# EXERCISE DIRECTIONS
Your task is to repeat all of the data exactly while excluding the pictures.

Figure dataset records:
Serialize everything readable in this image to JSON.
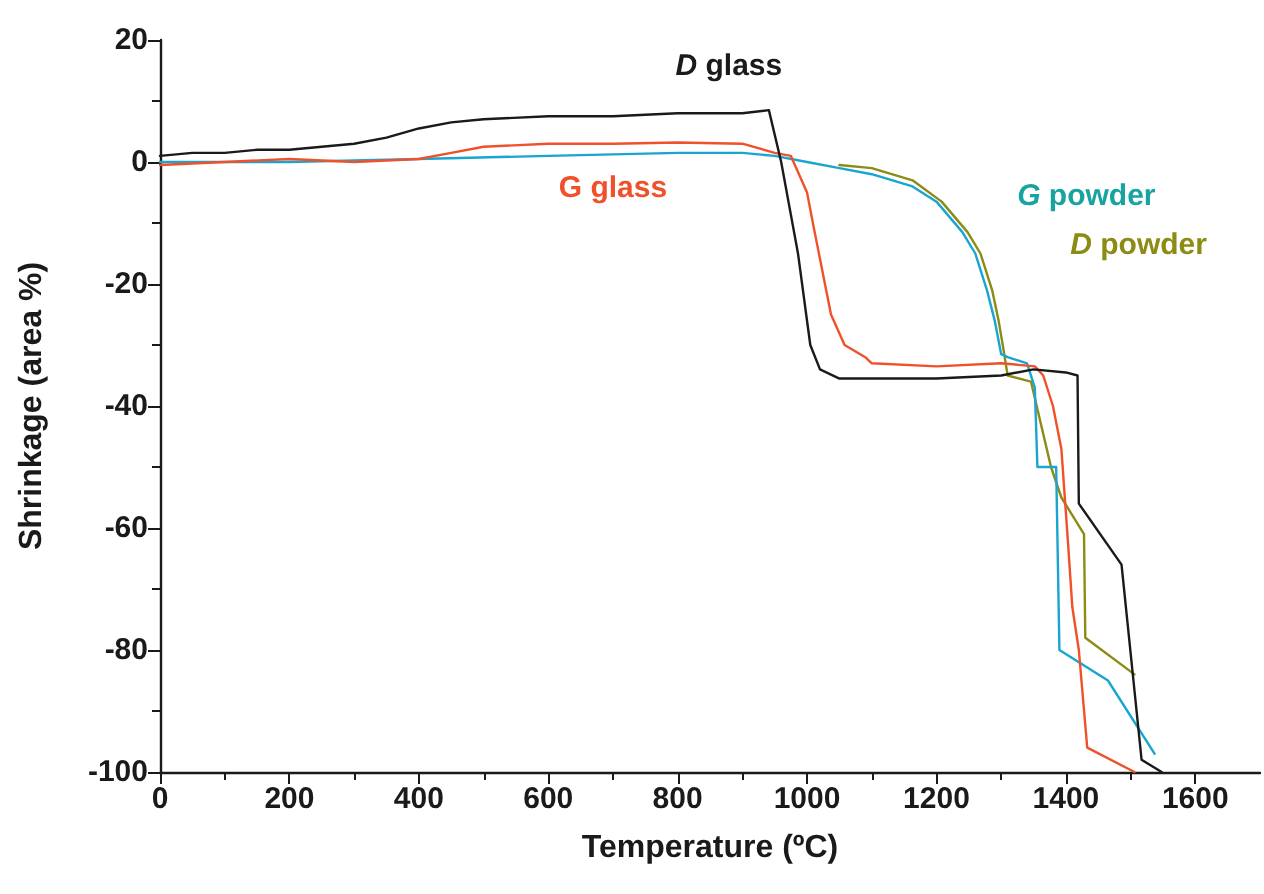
{
  "chart_data": {
    "type": "line",
    "xlabel": "Temperature (ºC)",
    "ylabel": "Shrinkage (area %)",
    "xlim": [
      0,
      1700
    ],
    "ylim": [
      -100,
      20
    ],
    "xticks": [
      0,
      200,
      400,
      600,
      800,
      1000,
      1200,
      1400,
      1600
    ],
    "yticks": [
      -100,
      -80,
      -60,
      -40,
      -20,
      0,
      20
    ],
    "grid": false,
    "legend": false,
    "marker": "none",
    "line_style": "solid",
    "series": [
      {
        "name": "D glass",
        "color": "#1a1a1a",
        "x": [
          0,
          50,
          100,
          150,
          200,
          250,
          300,
          350,
          400,
          450,
          500,
          600,
          700,
          800,
          900,
          941,
          960,
          986,
          1005,
          1020,
          1050,
          1100,
          1200,
          1300,
          1350,
          1400,
          1418,
          1420,
          1486,
          1517,
          1548
        ],
        "values": [
          1,
          1.5,
          1.5,
          2,
          2,
          2.5,
          3,
          4,
          5.5,
          6.5,
          7,
          7.5,
          7.5,
          8,
          8,
          8.5,
          0,
          -15,
          -30,
          -34,
          -35.5,
          -35.5,
          -35.5,
          -35,
          -34,
          -34.5,
          -35,
          -56,
          -66,
          -98,
          -100
        ]
      },
      {
        "name": "G glass",
        "color": "#f0502a",
        "x": [
          0,
          100,
          200,
          300,
          400,
          450,
          500,
          600,
          700,
          800,
          900,
          950,
          975,
          1000,
          1009,
          1037,
          1058,
          1090,
          1100,
          1200,
          1300,
          1352,
          1365,
          1380,
          1393,
          1403,
          1410,
          1420,
          1433,
          1506
        ],
        "values": [
          -0.5,
          0,
          0.5,
          0,
          0.5,
          1.5,
          2.5,
          3,
          3,
          3.2,
          3,
          1.5,
          1,
          -5,
          -10,
          -25,
          -30,
          -32,
          -33,
          -33.5,
          -33,
          -33.5,
          -35,
          -40,
          -47,
          -62,
          -73,
          -80,
          -96,
          -100
        ]
      },
      {
        "name": "G powder",
        "color": "#1aa5d0",
        "x": [
          0,
          200,
          400,
          600,
          800,
          900,
          950,
          1000,
          1050,
          1100,
          1163,
          1200,
          1240,
          1260,
          1278,
          1290,
          1300,
          1310,
          1340,
          1352,
          1356,
          1385,
          1390,
          1465,
          1537
        ],
        "values": [
          0,
          0,
          0.5,
          1,
          1.5,
          1.5,
          1,
          0,
          -1,
          -2,
          -4,
          -6.5,
          -11.5,
          -15,
          -21,
          -26,
          -31.5,
          -32,
          -33,
          -37,
          -50,
          -50,
          -80,
          -85,
          -97
        ]
      },
      {
        "name": "D powder",
        "color": "#8c8c14",
        "x": [
          1050,
          1100,
          1163,
          1208,
          1248,
          1268,
          1286,
          1296,
          1304,
          1310,
          1346,
          1377,
          1393,
          1428,
          1430,
          1506
        ],
        "values": [
          -0.5,
          -1,
          -3,
          -6.5,
          -11.5,
          -15,
          -21,
          -26,
          -31,
          -35,
          -36,
          -50,
          -55,
          -61,
          -78,
          -84
        ]
      }
    ]
  }
}
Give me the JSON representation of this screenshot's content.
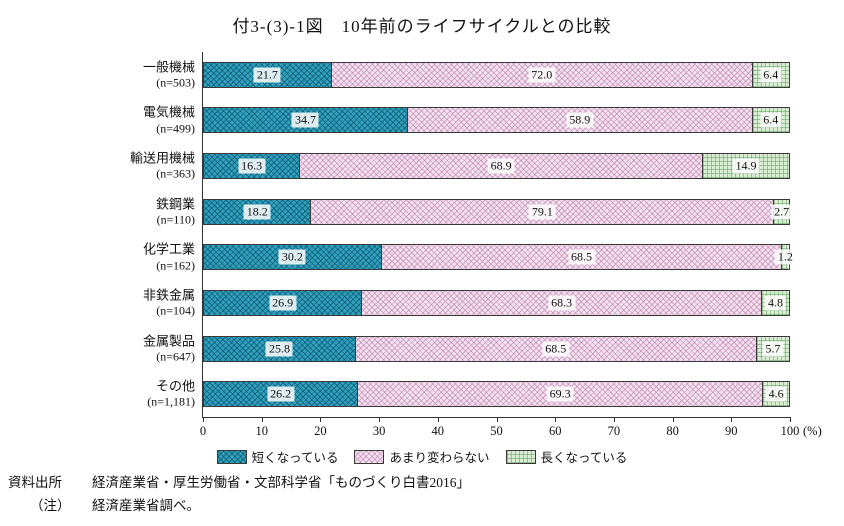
{
  "title": "付3-(3)-1図　10年前のライフサイクルとの比較",
  "chart_data": {
    "type": "bar",
    "stacked": true,
    "orientation": "horizontal",
    "title": "付3-(3)-1図　10年前のライフサイクルとの比較",
    "categories": [
      "一般機械",
      "電気機械",
      "輸送用機械",
      "鉄鋼業",
      "化学工業",
      "非鉄金属",
      "金属製品",
      "その他"
    ],
    "n_labels": [
      "(n=503)",
      "(n=499)",
      "(n=363)",
      "(n=110)",
      "(n=162)",
      "(n=104)",
      "(n=647)",
      "(n=1,181)"
    ],
    "series": [
      {
        "name": "短くなっている",
        "color": "#2fa0bd",
        "pattern": "diagonal-crosshatch",
        "values": [
          21.7,
          34.7,
          16.3,
          18.2,
          30.2,
          26.9,
          25.8,
          26.2
        ]
      },
      {
        "name": "あまり変わらない",
        "color": "#f2e4ef",
        "pattern": "diagonal-crosshatch-pink",
        "values": [
          72.0,
          58.9,
          68.9,
          79.1,
          68.5,
          68.3,
          68.5,
          69.3
        ]
      },
      {
        "name": "長くなっている",
        "color": "#daecd4",
        "pattern": "grid-green",
        "values": [
          6.4,
          6.4,
          14.9,
          2.7,
          1.2,
          4.8,
          5.7,
          4.6
        ]
      }
    ],
    "xlim": [
      0,
      100
    ],
    "xticks": [
      0,
      10,
      20,
      30,
      40,
      50,
      60,
      70,
      80,
      90,
      100
    ],
    "x_unit": "(%)",
    "grid": false,
    "legend_position": "bottom"
  },
  "footer": {
    "source_label": "資料出所",
    "source_text": "経済産業省・厚生労働省・文部科学省「ものづくり白書2016」",
    "note_label": "（注）",
    "note_text": "経済産業省調べ。"
  }
}
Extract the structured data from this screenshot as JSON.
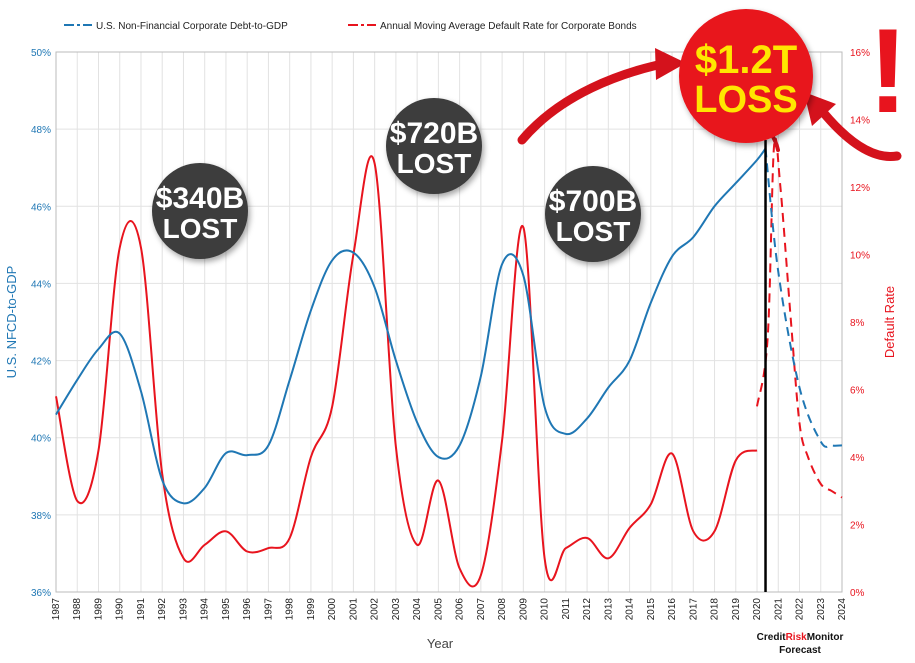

# EXERCISE RESPONSE
Serialize everything readable in this image to JSON.
{
  "chart_data": {
    "type": "line",
    "xlabel": "Temperature (ºC)",
    "ylabel": "Shrinkage (area %)",
    "xlim": [
      0,
      1700
    ],
    "ylim": [
      -100,
      20
    ],
    "xticks": [
      0,
      200,
      400,
      600,
      800,
      1000,
      1200,
      1400,
      1600
    ],
    "yticks": [
      -100,
      -80,
      -60,
      -40,
      -20,
      0,
      20
    ],
    "grid": false,
    "legend": false,
    "marker": "none",
    "line_style": "solid",
    "series": [
      {
        "name": "D glass",
        "color": "#1a1a1a",
        "x": [
          0,
          50,
          100,
          150,
          200,
          250,
          300,
          350,
          400,
          450,
          500,
          600,
          700,
          800,
          900,
          941,
          960,
          986,
          1005,
          1020,
          1050,
          1100,
          1200,
          1300,
          1350,
          1400,
          1418,
          1420,
          1486,
          1517,
          1548
        ],
        "values": [
          1,
          1.5,
          1.5,
          2,
          2,
          2.5,
          3,
          4,
          5.5,
          6.5,
          7,
          7.5,
          7.5,
          8,
          8,
          8.5,
          0,
          -15,
          -30,
          -34,
          -35.5,
          -35.5,
          -35.5,
          -35,
          -34,
          -34.5,
          -35,
          -56,
          -66,
          -98,
          -100
        ]
      },
      {
        "name": "G glass",
        "color": "#f0502a",
        "x": [
          0,
          100,
          200,
          300,
          400,
          450,
          500,
          600,
          700,
          800,
          900,
          950,
          975,
          1000,
          1009,
          1037,
          1058,
          1090,
          1100,
          1200,
          1300,
          1352,
          1365,
          1380,
          1393,
          1403,
          1410,
          1420,
          1433,
          1506
        ],
        "values": [
          -0.5,
          0,
          0.5,
          0,
          0.5,
          1.5,
          2.5,
          3,
          3,
          3.2,
          3,
          1.5,
          1,
          -5,
          -10,
          -25,
          -30,
          -32,
          -33,
          -33.5,
          -33,
          -33.5,
          -35,
          -40,
          -47,
          -62,
          -73,
          -80,
          -96,
          -100
        ]
      },
      {
        "name": "G powder",
        "color": "#1aa5d0",
        "x": [
          0,
          200,
          400,
          600,
          800,
          900,
          950,
          1000,
          1050,
          1100,
          1163,
          1200,
          1240,
          1260,
          1278,
          1290,
          1300,
          1310,
          1340,
          1352,
          1356,
          1385,
          1390,
          1465,
          1537
        ],
        "values": [
          0,
          0,
          0.5,
          1,
          1.5,
          1.5,
          1,
          0,
          -1,
          -2,
          -4,
          -6.5,
          -11.5,
          -15,
          -21,
          -26,
          -31.5,
          -32,
          -33,
          -37,
          -50,
          -50,
          -80,
          -85,
          -97
        ]
      },
      {
        "name": "D powder",
        "color": "#8c8c14",
        "x": [
          1050,
          1100,
          1163,
          1208,
          1248,
          1268,
          1286,
          1296,
          1304,
          1310,
          1346,
          1377,
          1393,
          1428,
          1430,
          1506
        ],
        "values": [
          -0.5,
          -1,
          -3,
          -6.5,
          -11.5,
          -15,
          -21,
          -26,
          -31,
          -35,
          -36,
          -50,
          -55,
          -61,
          -78,
          -84
        ]
      }
    ]
  }
}
Give me the JSON representation of this screenshot's content.
{
  "title": "付3-(3)-1図　10年前のライフサイクルとの比較",
  "chart_data": {
    "type": "bar",
    "stacked": true,
    "orientation": "horizontal",
    "title": "付3-(3)-1図　10年前のライフサイクルとの比較",
    "categories": [
      "一般機械",
      "電気機械",
      "輸送用機械",
      "鉄鋼業",
      "化学工業",
      "非鉄金属",
      "金属製品",
      "その他"
    ],
    "n_labels": [
      "(n=503)",
      "(n=499)",
      "(n=363)",
      "(n=110)",
      "(n=162)",
      "(n=104)",
      "(n=647)",
      "(n=1,181)"
    ],
    "series": [
      {
        "name": "短くなっている",
        "color": "#2fa0bd",
        "pattern": "diagonal-crosshatch",
        "values": [
          21.7,
          34.7,
          16.3,
          18.2,
          30.2,
          26.9,
          25.8,
          26.2
        ]
      },
      {
        "name": "あまり変わらない",
        "color": "#f2e4ef",
        "pattern": "diagonal-crosshatch-pink",
        "values": [
          72.0,
          58.9,
          68.9,
          79.1,
          68.5,
          68.3,
          68.5,
          69.3
        ]
      },
      {
        "name": "長くなっている",
        "color": "#daecd4",
        "pattern": "grid-green",
        "values": [
          6.4,
          6.4,
          14.9,
          2.7,
          1.2,
          4.8,
          5.7,
          4.6
        ]
      }
    ],
    "xlim": [
      0,
      100
    ],
    "xticks": [
      0,
      10,
      20,
      30,
      40,
      50,
      60,
      70,
      80,
      90,
      100
    ],
    "x_unit": "(%)",
    "grid": false,
    "legend_position": "bottom"
  },
  "footer": {
    "source_label": "資料出所",
    "source_text": "経済産業省・厚生労働省・文部科学省「ものづくり白書2016」",
    "note_label": "（注）",
    "note_text": "経済産業省調べ。"
  }
}
Extract the structured data from this screenshot as JSON.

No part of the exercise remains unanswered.